6


The Discipline of the Church


Old Testament

In the Old Testament, God called Abraham and his descendants to be his special people. However, God's holy presence with this people required a special holiness on their part.1 "The Lord said to Moses, 'Speak to the entire assembly of the house of Israel and say to them: "Be holy because I, the Lord your God, am holy."'"2 Their holiness should reflect his own. God continued to preserve this witness for himself to the nations through the establishment of the covenant at Mount Sinai—detailed in Exodus, Leviticus, Numbers, and Deuteronomy—and into the time of the writing prophets.

During the centuries between Moses and Ezra, Israel existed as a testimony of God's faithfulness to his promises to Abraham. Individuals are excluded from the community by means of the Levitical code if their lives became too polluted. Gordon Wenham summarized the purpose of the Levitical code: "The unclean and the holy are two states which must never come in contact with each other."3 An individual is temporarily excluded from God's people for a number of different actions.4 For other more serious sins, capital punishment was required,5 as was a divine severing from the Abrahamic promises (e.g., being "cut off" from God's people).6 It is an honor to belong to God's people, and membership has both obligations and privileges.

* **Exercise description**:
List the books that the text on the discipline of the Church names as detailing the covenant at Mount Sinai.

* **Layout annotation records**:
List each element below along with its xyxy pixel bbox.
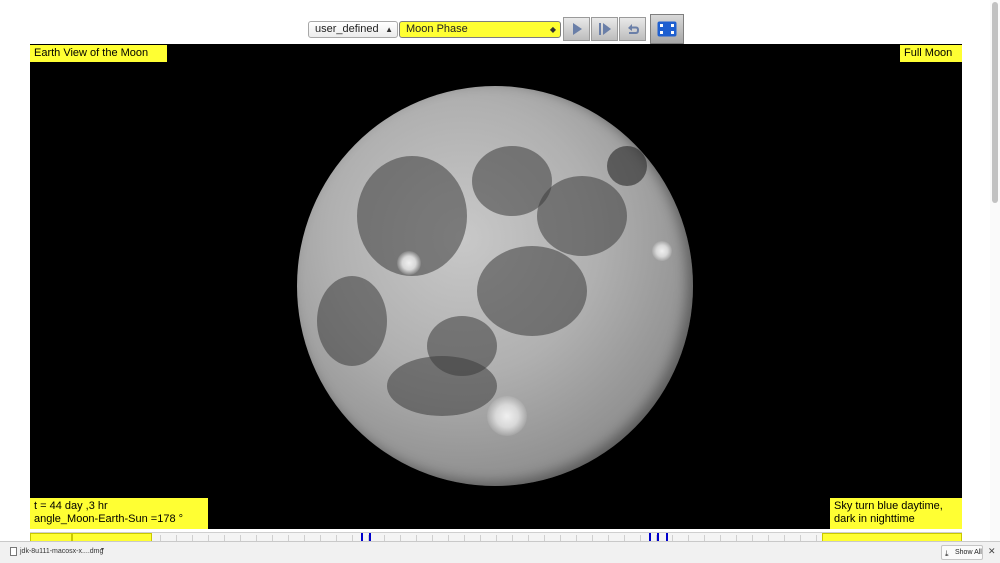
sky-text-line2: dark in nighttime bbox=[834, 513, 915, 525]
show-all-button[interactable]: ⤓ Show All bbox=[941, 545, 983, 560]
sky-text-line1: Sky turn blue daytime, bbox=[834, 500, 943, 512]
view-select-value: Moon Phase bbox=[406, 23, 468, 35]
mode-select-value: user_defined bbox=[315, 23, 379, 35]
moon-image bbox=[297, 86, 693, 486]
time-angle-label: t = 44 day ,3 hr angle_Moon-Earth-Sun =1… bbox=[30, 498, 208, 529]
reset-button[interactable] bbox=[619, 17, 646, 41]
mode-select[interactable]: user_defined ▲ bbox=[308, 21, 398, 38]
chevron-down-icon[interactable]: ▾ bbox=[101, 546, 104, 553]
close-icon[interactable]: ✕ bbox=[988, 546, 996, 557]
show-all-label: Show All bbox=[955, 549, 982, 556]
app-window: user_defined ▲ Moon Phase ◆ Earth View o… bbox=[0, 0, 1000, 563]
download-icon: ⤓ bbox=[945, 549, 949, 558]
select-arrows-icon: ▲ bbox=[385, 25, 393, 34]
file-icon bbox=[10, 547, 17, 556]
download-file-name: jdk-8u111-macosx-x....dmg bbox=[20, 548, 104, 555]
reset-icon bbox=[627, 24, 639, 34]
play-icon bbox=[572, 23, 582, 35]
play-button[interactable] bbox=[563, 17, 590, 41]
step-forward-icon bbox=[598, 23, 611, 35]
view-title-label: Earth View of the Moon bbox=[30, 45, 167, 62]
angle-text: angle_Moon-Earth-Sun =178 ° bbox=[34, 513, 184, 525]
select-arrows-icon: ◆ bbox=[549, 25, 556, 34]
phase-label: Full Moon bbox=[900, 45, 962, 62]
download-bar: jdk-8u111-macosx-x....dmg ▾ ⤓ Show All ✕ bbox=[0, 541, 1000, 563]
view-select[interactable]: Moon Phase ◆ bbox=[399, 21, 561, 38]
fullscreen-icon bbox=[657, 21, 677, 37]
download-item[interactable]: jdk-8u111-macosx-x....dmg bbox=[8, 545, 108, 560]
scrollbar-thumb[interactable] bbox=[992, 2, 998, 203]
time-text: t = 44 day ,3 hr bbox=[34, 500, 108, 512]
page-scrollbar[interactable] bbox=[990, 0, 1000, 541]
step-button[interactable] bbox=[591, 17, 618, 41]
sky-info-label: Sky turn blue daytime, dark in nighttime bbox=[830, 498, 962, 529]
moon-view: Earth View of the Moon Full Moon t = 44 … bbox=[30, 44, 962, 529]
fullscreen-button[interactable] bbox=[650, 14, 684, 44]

---

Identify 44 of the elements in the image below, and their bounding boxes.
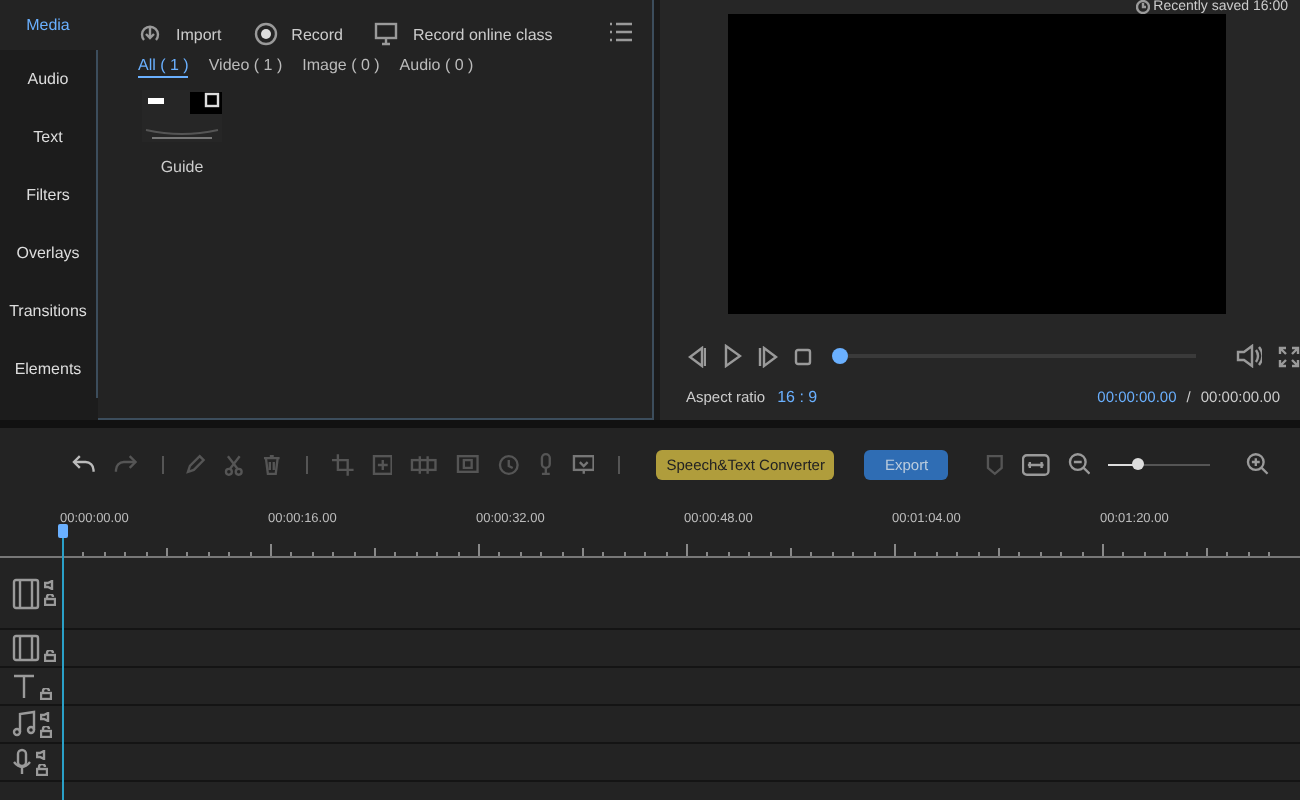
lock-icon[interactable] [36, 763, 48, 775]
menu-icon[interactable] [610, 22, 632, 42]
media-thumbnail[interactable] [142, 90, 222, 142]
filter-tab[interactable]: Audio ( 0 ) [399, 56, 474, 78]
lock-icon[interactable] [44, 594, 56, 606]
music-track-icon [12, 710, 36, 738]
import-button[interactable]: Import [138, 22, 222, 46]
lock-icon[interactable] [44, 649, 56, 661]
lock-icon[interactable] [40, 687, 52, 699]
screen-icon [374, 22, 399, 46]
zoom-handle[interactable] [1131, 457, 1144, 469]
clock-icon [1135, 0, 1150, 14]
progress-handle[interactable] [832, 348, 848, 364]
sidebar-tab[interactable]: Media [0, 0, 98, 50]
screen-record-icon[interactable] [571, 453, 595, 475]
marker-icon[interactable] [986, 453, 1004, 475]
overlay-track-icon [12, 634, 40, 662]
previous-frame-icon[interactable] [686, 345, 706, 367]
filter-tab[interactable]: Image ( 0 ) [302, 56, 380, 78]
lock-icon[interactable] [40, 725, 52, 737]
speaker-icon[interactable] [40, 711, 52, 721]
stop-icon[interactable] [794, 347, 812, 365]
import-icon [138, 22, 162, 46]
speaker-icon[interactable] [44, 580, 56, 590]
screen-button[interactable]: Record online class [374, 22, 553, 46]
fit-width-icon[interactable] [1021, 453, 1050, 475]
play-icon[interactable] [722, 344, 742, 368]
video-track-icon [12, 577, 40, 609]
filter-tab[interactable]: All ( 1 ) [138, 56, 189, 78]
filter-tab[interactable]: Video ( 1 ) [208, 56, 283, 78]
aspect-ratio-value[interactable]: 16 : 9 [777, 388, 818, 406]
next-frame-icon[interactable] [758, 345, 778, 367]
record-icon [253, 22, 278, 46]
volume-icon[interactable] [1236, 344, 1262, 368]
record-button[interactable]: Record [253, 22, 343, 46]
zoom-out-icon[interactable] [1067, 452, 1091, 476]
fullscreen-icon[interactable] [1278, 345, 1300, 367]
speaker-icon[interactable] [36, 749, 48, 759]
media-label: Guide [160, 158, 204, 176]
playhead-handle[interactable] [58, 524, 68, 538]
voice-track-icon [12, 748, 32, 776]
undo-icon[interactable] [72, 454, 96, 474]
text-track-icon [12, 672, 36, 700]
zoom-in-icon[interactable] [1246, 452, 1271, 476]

* **Solution to the problem**:
Exodus, Leviticus, Numbers, and Deuteronomy.